— Task statement —
Spot each line in the records below where the word "JSON" occurs, then copy it.

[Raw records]
____
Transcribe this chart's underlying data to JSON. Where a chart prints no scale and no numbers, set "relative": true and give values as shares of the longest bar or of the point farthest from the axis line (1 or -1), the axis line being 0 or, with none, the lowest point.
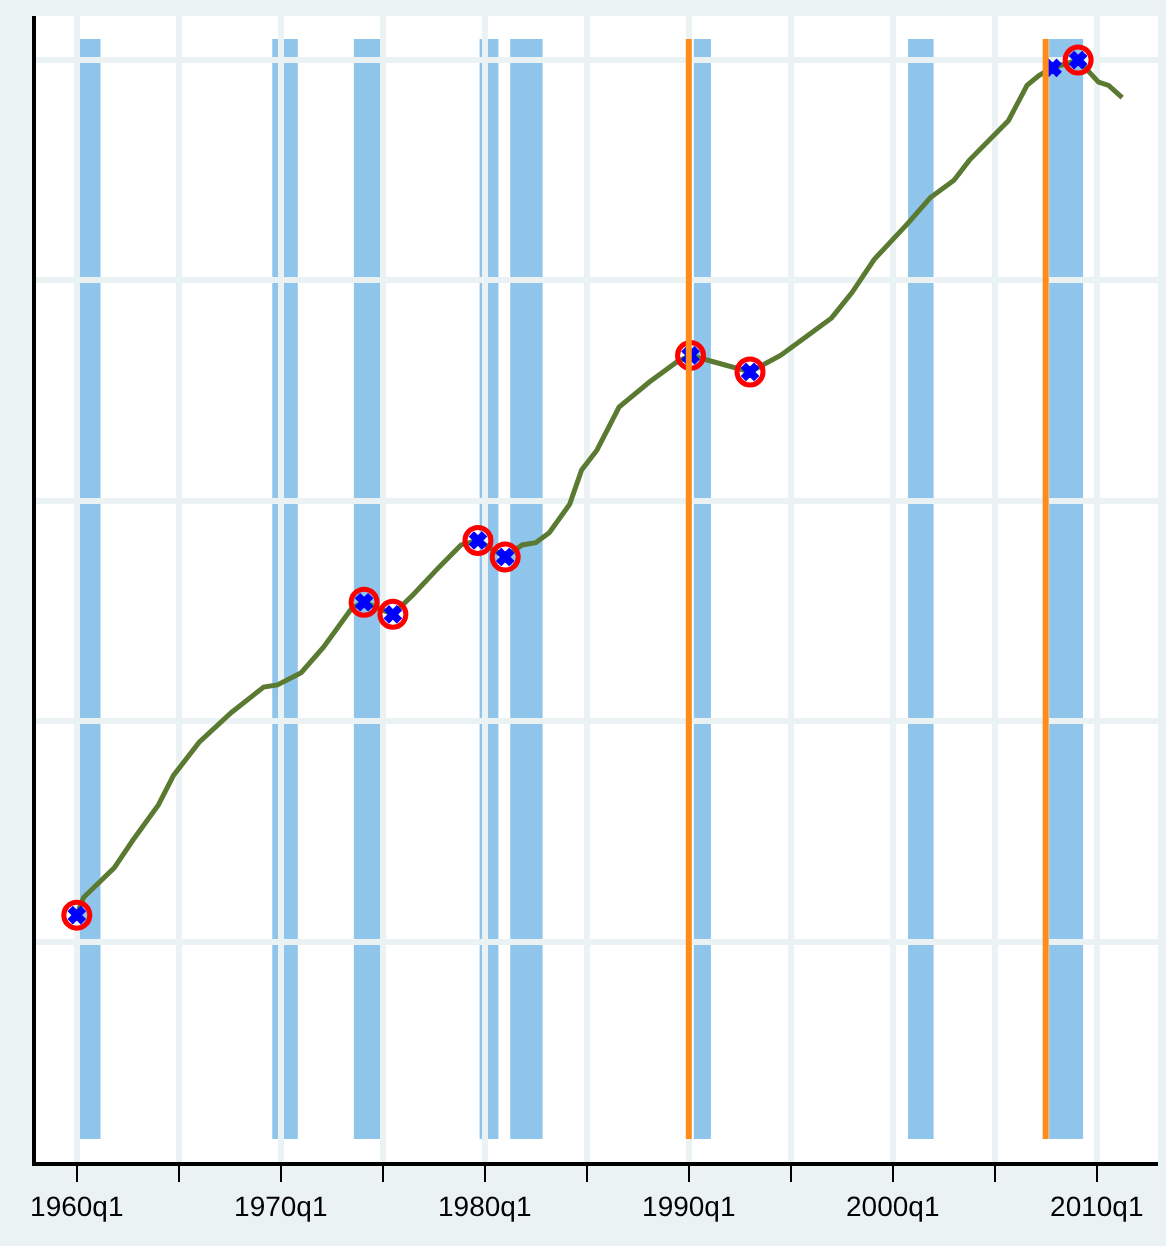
{
  "chart_data": {
    "type": "line",
    "relative": true,
    "x": [
      "1960-01",
      "1960-05",
      "1961-11",
      "1962-10",
      "1964-01",
      "1964-10",
      "1966-01",
      "1967-08",
      "1969-03",
      "1969-11",
      "1971-01",
      "1972-02",
      "1973-07",
      "1974-02",
      "1975-07",
      "1976-07",
      "1977-09",
      "1978-11",
      "1979-09",
      "1981-01",
      "1981-11",
      "1982-07",
      "1983-03",
      "1984-03",
      "1984-10",
      "1985-07",
      "1986-08",
      "1988-02",
      "1989-06",
      "1990-02",
      "1991-04",
      "1993-01",
      "1994-07",
      "1995-11",
      "1997-01",
      "1998-01",
      "1999-02",
      "2000-10",
      "2001-11",
      "2003-01",
      "2003-10",
      "2005-09",
      "2006-08",
      "2007-03",
      "2007-11",
      "2009-02",
      "2010-02",
      "2010-08",
      "2011-04"
    ],
    "series": [
      {
        "color": "#5a7a32",
        "values": [
          0.224,
          0.24,
          0.267,
          0.292,
          0.324,
          0.351,
          0.381,
          0.408,
          0.431,
          0.433,
          0.444,
          0.467,
          0.503,
          0.508,
          0.497,
          0.515,
          0.538,
          0.56,
          0.564,
          0.549,
          0.56,
          0.562,
          0.571,
          0.597,
          0.628,
          0.646,
          0.685,
          0.708,
          0.726,
          0.732,
          0.726,
          0.717,
          0.732,
          0.75,
          0.766,
          0.789,
          0.819,
          0.852,
          0.875,
          0.891,
          0.909,
          0.945,
          0.977,
          0.986,
          0.993,
          1.0,
          0.98,
          0.977,
          0.966
        ]
      },
      {
        "type": "scatter",
        "marker": "circle",
        "color": "#ff0000",
        "x": [
          "1960-01",
          "1974-02",
          "1975-07",
          "1979-09",
          "1981-01",
          "1990-02",
          "1993-01",
          "2009-02"
        ],
        "values": [
          0.224,
          0.508,
          0.497,
          0.564,
          0.549,
          0.732,
          0.717,
          1.0
        ]
      },
      {
        "type": "scatter",
        "marker": "cross",
        "color": "#0000ff",
        "x": [
          "1960-01",
          "1974-02",
          "1975-07",
          "1979-09",
          "1981-01",
          "1990-02",
          "1993-01",
          "2007-11",
          "2009-02"
        ],
        "values": [
          0.224,
          0.508,
          0.497,
          0.564,
          0.549,
          0.732,
          0.717,
          0.993,
          1.0
        ]
      }
    ],
    "xlim": [
      "1958-01",
      "2013-01"
    ],
    "xticks": [
      {
        "value": "1960-01",
        "label": "1960q1"
      },
      {
        "value": "1965-01",
        "label": null
      },
      {
        "value": "1970-01",
        "label": "1970q1"
      },
      {
        "value": "1975-01",
        "label": null
      },
      {
        "value": "1980-01",
        "label": "1980q1"
      },
      {
        "value": "1985-01",
        "label": null
      },
      {
        "value": "1990-01",
        "label": "1990q1"
      },
      {
        "value": "1995-01",
        "label": null
      },
      {
        "value": "2000-01",
        "label": "2000q1"
      },
      {
        "value": "2005-01",
        "label": null
      },
      {
        "value": "2010-01",
        "label": "2010q1"
      }
    ],
    "bands": [
      {
        "axis": "x",
        "from": "1960-02",
        "to": "1961-03",
        "color": "#8fc5ea"
      },
      {
        "axis": "x",
        "from": "1969-08",
        "to": "1970-11",
        "color": "#8fc5ea"
      },
      {
        "axis": "x",
        "from": "1973-08",
        "to": "1975-02",
        "color": "#8fc5ea"
      },
      {
        "axis": "x",
        "from": "1979-10",
        "to": "1980-09",
        "color": "#8fc5ea"
      },
      {
        "axis": "x",
        "from": "1981-04",
        "to": "1982-11",
        "color": "#8fc5ea"
      },
      {
        "axis": "x",
        "from": "1990-04",
        "to": "1991-02",
        "color": "#8fc5ea"
      },
      {
        "axis": "x",
        "from": "2000-10",
        "to": "2002-01",
        "color": "#8fc5ea"
      },
      {
        "axis": "x",
        "from": "2007-09",
        "to": "2009-05",
        "color": "#8fc5ea"
      }
    ],
    "ref_lines": [
      {
        "axis": "x",
        "value": "1990-01",
        "color": "#ff8c1a"
      },
      {
        "axis": "x",
        "value": "2007-07",
        "color": "#ff8c1a"
      }
    ],
    "grid": true,
    "line_style": "solid"
  }
}
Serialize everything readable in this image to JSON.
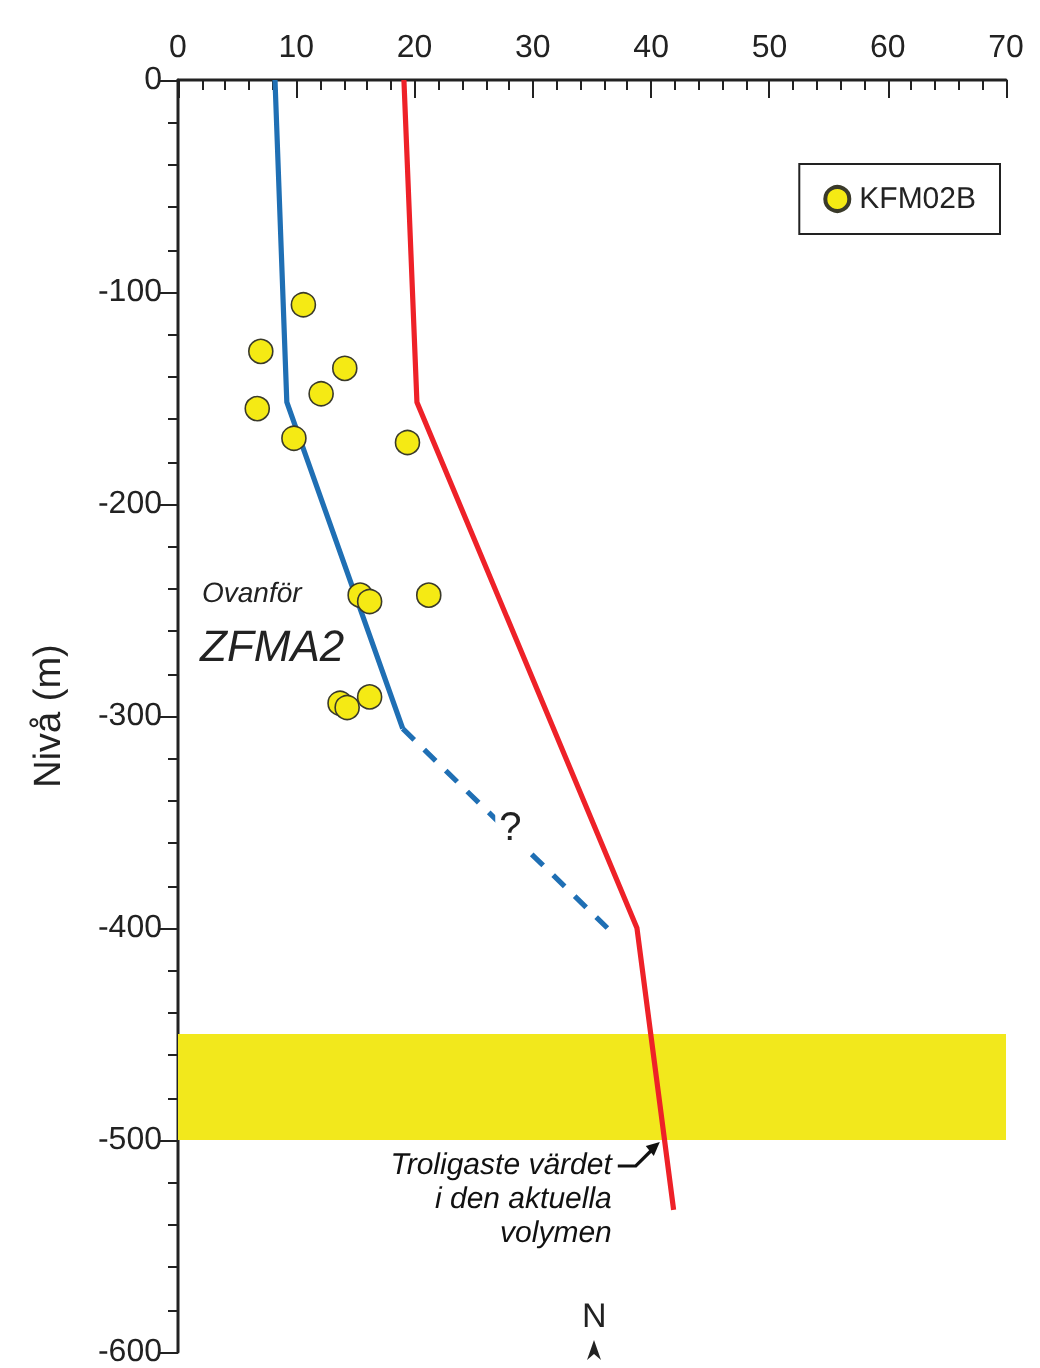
{
  "chart_data": {
    "type": "line",
    "ylabel": "Nivå (m)",
    "xlim": [
      0,
      70
    ],
    "xticks": [
      0,
      10,
      20,
      30,
      40,
      50,
      60,
      70
    ],
    "ylim": [
      -600,
      0
    ],
    "yticks": [
      -600,
      -500,
      -400,
      -300,
      -200,
      -100,
      0
    ],
    "grid": false,
    "legend": "top right",
    "marker": "none",
    "line_style": "solid",
    "series": [
      {
        "color": "#1f6fb4",
        "x": [
          8.2,
          9.2,
          19.0
        ],
        "values": [
          0,
          -152,
          -306
        ]
      },
      {
        "color": "#1f6fb4",
        "line_style": "dashed",
        "x": [
          19.0,
          36.3
        ],
        "values": [
          -306,
          -400
        ]
      },
      {
        "color": "#ee2128",
        "x": [
          19.1,
          20.2,
          38.8,
          41.9
        ],
        "values": [
          0,
          -152,
          -400,
          -533
        ]
      },
      {
        "type": "scatter",
        "name": "KFM02B",
        "color": "#f5ea14",
        "marker": "circle",
        "x": [
          10.6,
          7.0,
          14.1,
          12.1,
          6.7,
          9.8,
          19.4,
          15.4,
          16.2,
          21.2,
          13.7,
          14.3,
          16.2
        ],
        "values": [
          -106,
          -128,
          -136,
          -148,
          -155,
          -169,
          -171,
          -243,
          -246,
          -243,
          -294,
          -296,
          -291
        ]
      }
    ],
    "bands": [
      {
        "axis": "y",
        "from": -500,
        "to": -450,
        "color": "#f2e81c"
      }
    ],
    "annotations": [
      "Ovanför",
      "ZFMA2",
      {
        "text": "?",
        "x": 28.1,
        "y": -353
      },
      {
        "text": "Troligaste värdet\ni den aktuella\nvolymen",
        "x": 40.9,
        "y": -500
      },
      "N"
    ]
  }
}
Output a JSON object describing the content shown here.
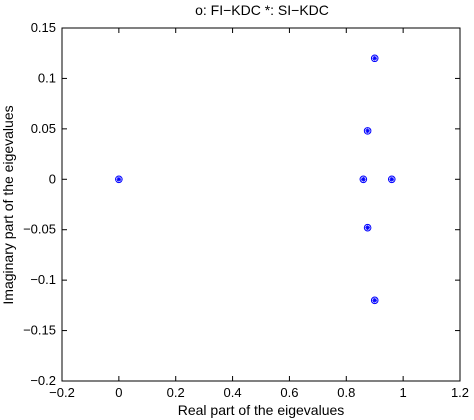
{
  "chart_data": {
    "type": "scatter",
    "title": "o: FI−KDC     *: SI−KDC",
    "xlabel": "Real part of the eigevalues",
    "ylabel": "Imaginary part of the eigevalues",
    "xlim": [
      -0.2,
      1.2
    ],
    "ylim": [
      -0.2,
      0.15
    ],
    "xticks": [
      -0.2,
      0,
      0.2,
      0.4,
      0.6,
      0.8,
      1.0,
      1.2
    ],
    "xtick_labels": [
      "−0.2",
      "0",
      "0.2",
      "0.4",
      "0.6",
      "0.8",
      "1",
      "1.2"
    ],
    "yticks": [
      -0.2,
      -0.15,
      -0.1,
      -0.05,
      0,
      0.05,
      0.1,
      0.15
    ],
    "ytick_labels": [
      "−0.2",
      "−0.15",
      "−0.1",
      "−0.05",
      "0",
      "0.05",
      "0.1",
      "0.15"
    ],
    "grid": false,
    "marker_color": "#0000ff",
    "series": [
      {
        "name": "FI−KDC",
        "marker": "o",
        "points": [
          {
            "x": 0.0,
            "y": 0.0
          },
          {
            "x": 0.86,
            "y": 0.0
          },
          {
            "x": 0.96,
            "y": 0.0
          },
          {
            "x": 0.875,
            "y": 0.048
          },
          {
            "x": 0.875,
            "y": -0.048
          },
          {
            "x": 0.9,
            "y": 0.12
          },
          {
            "x": 0.9,
            "y": -0.12
          }
        ]
      },
      {
        "name": "SI−KDC",
        "marker": "*",
        "points": [
          {
            "x": 0.0,
            "y": 0.0
          },
          {
            "x": 0.86,
            "y": 0.0
          },
          {
            "x": 0.96,
            "y": 0.0
          },
          {
            "x": 0.875,
            "y": 0.048
          },
          {
            "x": 0.875,
            "y": -0.048
          },
          {
            "x": 0.9,
            "y": 0.12
          },
          {
            "x": 0.9,
            "y": -0.12
          }
        ]
      }
    ]
  }
}
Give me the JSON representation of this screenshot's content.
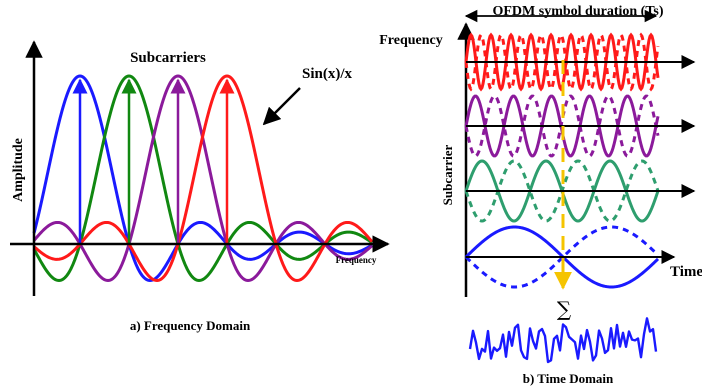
{
  "left_panel": {
    "title": "Subcarriers",
    "y_axis_label": "Amplitude",
    "x_axis_label": "Frequency",
    "sinc_label": "Sin(x)/x",
    "caption": "a) Frequency Domain",
    "subcarrier_colors": [
      "#1a1aff",
      "#118811",
      "#8b1a9b",
      "#ff1a1a"
    ]
  },
  "right_panel": {
    "duration_label": "OFDM symbol duration (Ts)",
    "y_top_label": "Frequency",
    "y_axis_label": "Subcarrier",
    "x_axis_label": "Time",
    "sum_symbol": "∑",
    "caption": "b) Time Domain",
    "subcarrier_colors": [
      "#ff1a1a",
      "#8b1a9b",
      "#2e9e6e",
      "#1a1aff"
    ],
    "marker_color": "#f5c400"
  }
}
____
— Correct answer —
Transcribe this chart's underlying data to JSON. Where a chart prints no scale and no numbers, set "relative": true and give values as shares of the longest bar or of the point farthest from the axis line (1 or -1), the axis line being 0 or, with none, the lowest point.
Serialize everything readable in this image to JSON.
Output a JSON object describing the content shown here.
Give me the JSON representation of this screenshot's content.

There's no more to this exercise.